In the data below, find each line containing the string "Alpha" and return it.

--- Source data Enclosed Below ---

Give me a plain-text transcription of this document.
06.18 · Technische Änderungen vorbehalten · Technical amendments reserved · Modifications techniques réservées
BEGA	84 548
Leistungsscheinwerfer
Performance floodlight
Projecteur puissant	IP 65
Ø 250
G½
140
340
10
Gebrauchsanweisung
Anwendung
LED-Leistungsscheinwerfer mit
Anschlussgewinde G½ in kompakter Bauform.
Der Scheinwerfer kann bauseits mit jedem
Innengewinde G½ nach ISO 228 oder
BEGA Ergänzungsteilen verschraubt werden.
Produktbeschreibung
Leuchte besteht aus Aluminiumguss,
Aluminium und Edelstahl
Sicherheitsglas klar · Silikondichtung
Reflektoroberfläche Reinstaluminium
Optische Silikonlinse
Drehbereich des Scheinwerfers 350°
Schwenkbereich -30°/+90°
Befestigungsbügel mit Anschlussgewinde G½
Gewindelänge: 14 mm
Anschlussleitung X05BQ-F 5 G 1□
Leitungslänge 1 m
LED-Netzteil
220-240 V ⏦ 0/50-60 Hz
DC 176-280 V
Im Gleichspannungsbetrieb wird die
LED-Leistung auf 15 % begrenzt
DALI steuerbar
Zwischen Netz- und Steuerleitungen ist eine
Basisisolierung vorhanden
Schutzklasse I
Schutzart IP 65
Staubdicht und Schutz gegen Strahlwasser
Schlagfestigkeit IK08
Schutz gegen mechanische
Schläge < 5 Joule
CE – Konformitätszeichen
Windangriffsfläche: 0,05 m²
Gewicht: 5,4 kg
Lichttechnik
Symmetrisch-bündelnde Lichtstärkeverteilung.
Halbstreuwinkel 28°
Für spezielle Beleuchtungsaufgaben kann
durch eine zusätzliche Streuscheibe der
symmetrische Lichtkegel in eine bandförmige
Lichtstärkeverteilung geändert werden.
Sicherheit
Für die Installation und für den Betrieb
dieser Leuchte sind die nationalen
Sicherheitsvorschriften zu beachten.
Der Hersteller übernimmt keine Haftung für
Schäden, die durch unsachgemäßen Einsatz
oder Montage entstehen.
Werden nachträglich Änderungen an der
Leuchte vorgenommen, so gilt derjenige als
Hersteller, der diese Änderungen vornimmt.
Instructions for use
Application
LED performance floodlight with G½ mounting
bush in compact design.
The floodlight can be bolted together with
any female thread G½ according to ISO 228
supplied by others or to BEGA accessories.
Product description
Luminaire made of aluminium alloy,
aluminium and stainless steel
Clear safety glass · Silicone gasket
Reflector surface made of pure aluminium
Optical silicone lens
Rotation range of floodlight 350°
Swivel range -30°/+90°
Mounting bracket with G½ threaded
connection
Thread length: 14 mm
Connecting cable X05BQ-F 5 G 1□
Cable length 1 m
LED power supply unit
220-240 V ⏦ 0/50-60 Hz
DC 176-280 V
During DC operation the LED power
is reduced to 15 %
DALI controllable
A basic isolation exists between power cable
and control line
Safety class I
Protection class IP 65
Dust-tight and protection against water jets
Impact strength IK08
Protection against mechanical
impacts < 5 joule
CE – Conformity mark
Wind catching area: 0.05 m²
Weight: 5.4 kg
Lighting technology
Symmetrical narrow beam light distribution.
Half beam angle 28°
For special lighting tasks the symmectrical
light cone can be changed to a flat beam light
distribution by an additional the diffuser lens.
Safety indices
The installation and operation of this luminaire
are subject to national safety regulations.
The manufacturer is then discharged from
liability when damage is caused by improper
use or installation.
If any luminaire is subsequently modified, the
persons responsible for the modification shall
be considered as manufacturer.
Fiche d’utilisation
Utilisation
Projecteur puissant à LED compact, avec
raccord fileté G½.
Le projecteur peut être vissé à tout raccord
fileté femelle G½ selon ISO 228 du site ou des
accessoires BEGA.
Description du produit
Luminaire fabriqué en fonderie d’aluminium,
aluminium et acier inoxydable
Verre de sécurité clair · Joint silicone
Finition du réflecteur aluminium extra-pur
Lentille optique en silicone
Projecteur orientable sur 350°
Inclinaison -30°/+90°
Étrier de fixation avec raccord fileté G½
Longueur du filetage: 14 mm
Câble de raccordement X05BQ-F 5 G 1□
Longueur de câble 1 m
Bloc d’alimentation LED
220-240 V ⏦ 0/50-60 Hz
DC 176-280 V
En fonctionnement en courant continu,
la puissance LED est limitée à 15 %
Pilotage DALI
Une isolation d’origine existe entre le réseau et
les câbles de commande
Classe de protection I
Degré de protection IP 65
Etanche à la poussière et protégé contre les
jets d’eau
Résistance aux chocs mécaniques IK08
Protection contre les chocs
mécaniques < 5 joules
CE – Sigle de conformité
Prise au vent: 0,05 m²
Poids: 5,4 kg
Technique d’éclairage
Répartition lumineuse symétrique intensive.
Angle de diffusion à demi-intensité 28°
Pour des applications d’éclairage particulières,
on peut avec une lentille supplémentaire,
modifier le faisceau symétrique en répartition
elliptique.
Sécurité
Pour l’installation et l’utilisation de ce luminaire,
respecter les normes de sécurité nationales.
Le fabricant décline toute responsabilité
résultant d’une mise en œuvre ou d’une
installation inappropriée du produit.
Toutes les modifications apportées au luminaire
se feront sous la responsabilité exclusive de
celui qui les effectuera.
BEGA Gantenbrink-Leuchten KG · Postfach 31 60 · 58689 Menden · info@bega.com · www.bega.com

--- End of Enclosed Source data ---
--- Source data Enclosed Below ---

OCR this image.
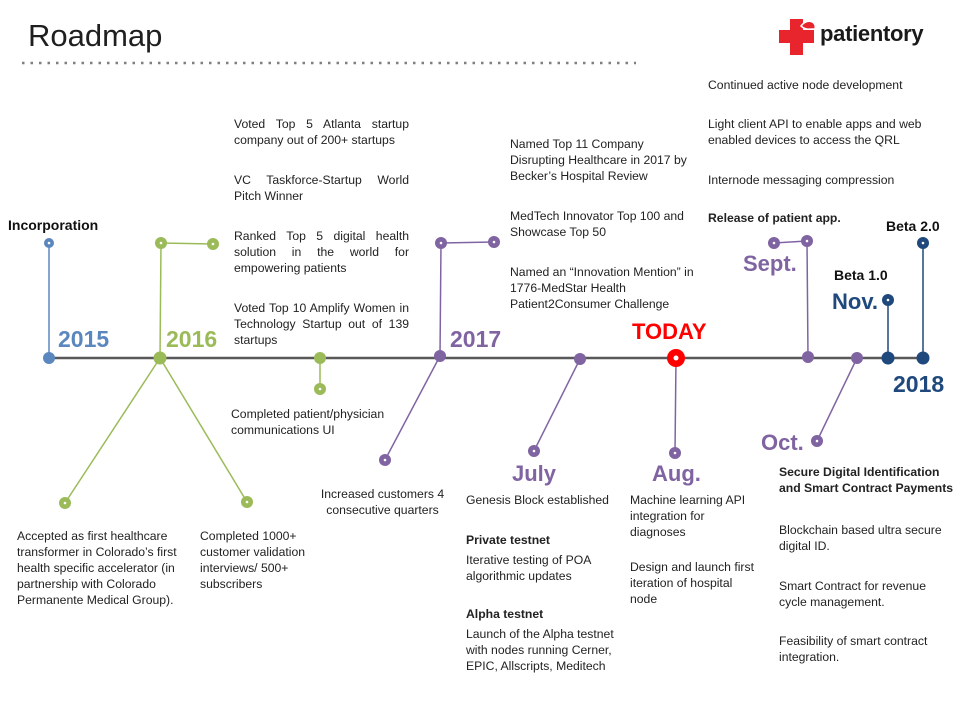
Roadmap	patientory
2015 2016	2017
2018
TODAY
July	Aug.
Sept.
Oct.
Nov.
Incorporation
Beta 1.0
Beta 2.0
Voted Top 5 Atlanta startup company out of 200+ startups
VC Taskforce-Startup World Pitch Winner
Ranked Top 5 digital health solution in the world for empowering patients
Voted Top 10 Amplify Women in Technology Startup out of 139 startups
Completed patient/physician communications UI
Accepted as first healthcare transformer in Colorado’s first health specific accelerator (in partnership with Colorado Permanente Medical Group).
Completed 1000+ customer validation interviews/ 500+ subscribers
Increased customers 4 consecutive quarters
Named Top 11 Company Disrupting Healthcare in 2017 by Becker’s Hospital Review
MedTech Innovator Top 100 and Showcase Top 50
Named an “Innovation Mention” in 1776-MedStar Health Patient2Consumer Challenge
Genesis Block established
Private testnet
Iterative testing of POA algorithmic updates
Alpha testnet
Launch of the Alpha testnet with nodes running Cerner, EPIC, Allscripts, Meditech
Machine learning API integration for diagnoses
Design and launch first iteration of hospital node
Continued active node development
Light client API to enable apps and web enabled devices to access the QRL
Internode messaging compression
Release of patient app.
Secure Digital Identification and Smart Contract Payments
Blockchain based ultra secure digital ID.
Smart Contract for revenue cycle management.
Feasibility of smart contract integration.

--- End of Enclosed Source data ---
--- Source data Enclosed Below ---

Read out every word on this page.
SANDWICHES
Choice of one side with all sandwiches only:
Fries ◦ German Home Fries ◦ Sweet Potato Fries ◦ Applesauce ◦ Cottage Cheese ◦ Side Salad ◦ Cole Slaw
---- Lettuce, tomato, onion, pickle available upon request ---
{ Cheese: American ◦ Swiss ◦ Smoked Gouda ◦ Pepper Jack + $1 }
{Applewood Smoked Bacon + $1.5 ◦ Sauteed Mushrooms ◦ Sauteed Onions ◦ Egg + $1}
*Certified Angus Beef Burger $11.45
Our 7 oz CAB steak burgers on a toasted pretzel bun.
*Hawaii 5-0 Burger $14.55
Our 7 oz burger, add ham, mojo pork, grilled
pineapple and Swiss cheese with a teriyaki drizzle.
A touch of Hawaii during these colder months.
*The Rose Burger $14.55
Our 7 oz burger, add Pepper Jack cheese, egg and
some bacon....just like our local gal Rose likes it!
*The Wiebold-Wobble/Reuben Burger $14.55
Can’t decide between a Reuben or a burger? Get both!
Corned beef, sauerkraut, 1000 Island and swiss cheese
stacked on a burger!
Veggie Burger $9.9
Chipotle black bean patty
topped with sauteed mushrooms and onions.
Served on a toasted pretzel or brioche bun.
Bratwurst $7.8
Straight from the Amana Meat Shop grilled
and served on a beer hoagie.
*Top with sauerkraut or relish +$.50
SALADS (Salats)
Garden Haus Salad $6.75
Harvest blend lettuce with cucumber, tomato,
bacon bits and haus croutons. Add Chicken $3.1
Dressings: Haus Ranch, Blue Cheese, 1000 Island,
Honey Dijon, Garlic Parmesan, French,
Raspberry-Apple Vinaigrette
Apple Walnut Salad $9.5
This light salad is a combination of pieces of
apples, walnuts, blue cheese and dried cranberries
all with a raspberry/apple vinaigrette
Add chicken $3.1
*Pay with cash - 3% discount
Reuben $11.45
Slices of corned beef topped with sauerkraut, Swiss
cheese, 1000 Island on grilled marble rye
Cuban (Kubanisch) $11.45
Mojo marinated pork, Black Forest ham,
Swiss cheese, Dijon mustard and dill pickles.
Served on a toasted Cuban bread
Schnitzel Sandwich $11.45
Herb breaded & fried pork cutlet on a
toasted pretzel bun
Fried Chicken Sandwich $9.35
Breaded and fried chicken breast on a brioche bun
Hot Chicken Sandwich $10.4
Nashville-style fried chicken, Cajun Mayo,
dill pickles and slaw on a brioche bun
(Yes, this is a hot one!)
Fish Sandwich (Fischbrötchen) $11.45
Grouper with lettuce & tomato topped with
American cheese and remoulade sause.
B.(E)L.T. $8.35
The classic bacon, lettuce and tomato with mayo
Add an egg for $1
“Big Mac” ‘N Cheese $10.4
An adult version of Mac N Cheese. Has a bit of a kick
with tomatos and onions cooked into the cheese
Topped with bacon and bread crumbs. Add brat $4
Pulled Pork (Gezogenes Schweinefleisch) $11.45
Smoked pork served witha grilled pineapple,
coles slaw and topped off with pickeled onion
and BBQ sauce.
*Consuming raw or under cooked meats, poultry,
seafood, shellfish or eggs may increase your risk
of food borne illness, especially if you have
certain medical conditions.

--- End of Enclosed Source data ---

**Reply:**
Alpha testnet
Launch of the Alpha testnet with nodes running Cerner, EPIC, Allscripts, Meditech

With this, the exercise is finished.